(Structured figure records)
"""

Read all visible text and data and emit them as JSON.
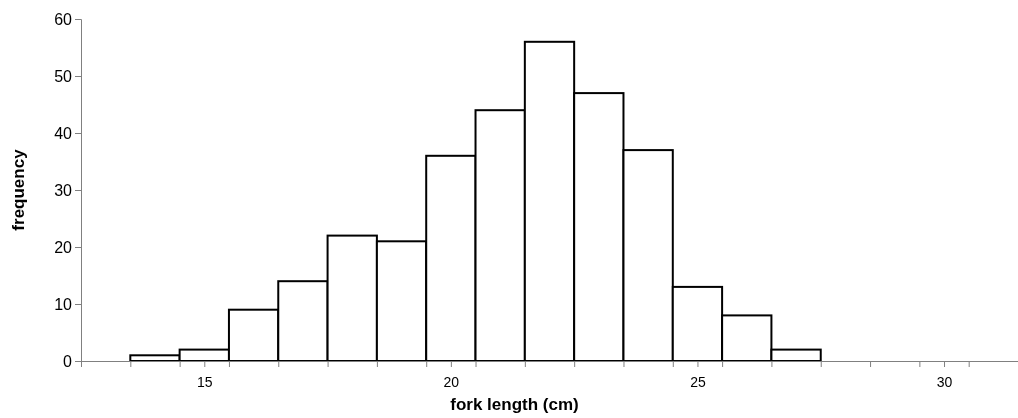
{
  "chart_data": {
    "type": "histogram",
    "xlabel": "fork length (cm)",
    "ylabel": "frequency",
    "bins": [
      13.5,
      14.5,
      15.5,
      16.5,
      17.5,
      18.5,
      19.5,
      20.5,
      21.5,
      22.5,
      23.5,
      24.5,
      25.5,
      26.5,
      27.5
    ],
    "values": [
      1,
      2,
      9,
      14,
      22,
      21,
      36,
      44,
      56,
      47,
      37,
      13,
      8,
      2
    ],
    "color": "#ffffff",
    "xlim": [
      12.5,
      31.5
    ],
    "xticks": [
      {
        "value": 12.5,
        "label": null
      },
      {
        "value": 13.5,
        "label": null
      },
      {
        "value": 14.5,
        "label": null
      },
      15,
      {
        "value": 15.5,
        "label": null
      },
      {
        "value": 16.5,
        "label": null
      },
      {
        "value": 17.5,
        "label": null
      },
      {
        "value": 18.5,
        "label": null
      },
      {
        "value": 19.5,
        "label": null
      },
      20,
      {
        "value": 20.5,
        "label": null
      },
      {
        "value": 21.5,
        "label": null
      },
      {
        "value": 22.5,
        "label": null
      },
      {
        "value": 23.5,
        "label": null
      },
      {
        "value": 24.5,
        "label": null
      },
      25,
      {
        "value": 25.5,
        "label": null
      },
      {
        "value": 26.5,
        "label": null
      },
      {
        "value": 27.5,
        "label": null
      },
      {
        "value": 28.5,
        "label": null
      },
      {
        "value": 29.5,
        "label": null
      },
      30,
      {
        "value": 30.5,
        "label": null
      },
      {
        "value": 31.5,
        "label": null
      }
    ],
    "ylim": [
      0,
      60
    ],
    "yticks": [
      0,
      10,
      20,
      30,
      40,
      50,
      60
    ],
    "grid": false
  }
}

"""

• _PROBLEM TO WORK ON_
Please set down each line of the data above exactly as written, without the pictures.

• _OUTPUT FOR THIS TASK_
Read all visible text and data and emit them as JSON.
{
  "chart_data": {
    "type": "histogram",
    "xlabel": "fork length (cm)",
    "ylabel": "frequency",
    "bins": [
      13.5,
      14.5,
      15.5,
      16.5,
      17.5,
      18.5,
      19.5,
      20.5,
      21.5,
      22.5,
      23.5,
      24.5,
      25.5,
      26.5,
      27.5
    ],
    "values": [
      1,
      2,
      9,
      14,
      22,
      21,
      36,
      44,
      56,
      47,
      37,
      13,
      8,
      2
    ],
    "color": "#ffffff",
    "xlim": [
      12.5,
      31.5
    ],
    "xticks": [
      {
        "value": 12.5,
        "label": null
      },
      {
        "value": 13.5,
        "label": null
      },
      {
        "value": 14.5,
        "label": null
      },
      15,
      {
        "value": 15.5,
        "label": null
      },
      {
        "value": 16.5,
        "label": null
      },
      {
        "value": 17.5,
        "label": null
      },
      {
        "value": 18.5,
        "label": null
      },
      {
        "value": 19.5,
        "label": null
      },
      20,
      {
        "value": 20.5,
        "label": null
      },
      {
        "value": 21.5,
        "label": null
      },
      {
        "value": 22.5,
        "label": null
      },
      {
        "value": 23.5,
        "label": null
      },
      {
        "value": 24.5,
        "label": null
      },
      25,
      {
        "value": 25.5,
        "label": null
      },
      {
        "value": 26.5,
        "label": null
      },
      {
        "value": 27.5,
        "label": null
      },
      {
        "value": 28.5,
        "label": null
      },
      {
        "value": 29.5,
        "label": null
      },
      30,
      {
        "value": 30.5,
        "label": null
      },
      {
        "value": 31.5,
        "label": null
      }
    ],
    "ylim": [
      0,
      60
    ],
    "yticks": [
      0,
      10,
      20,
      30,
      40,
      50,
      60
    ],
    "grid": false
  }
}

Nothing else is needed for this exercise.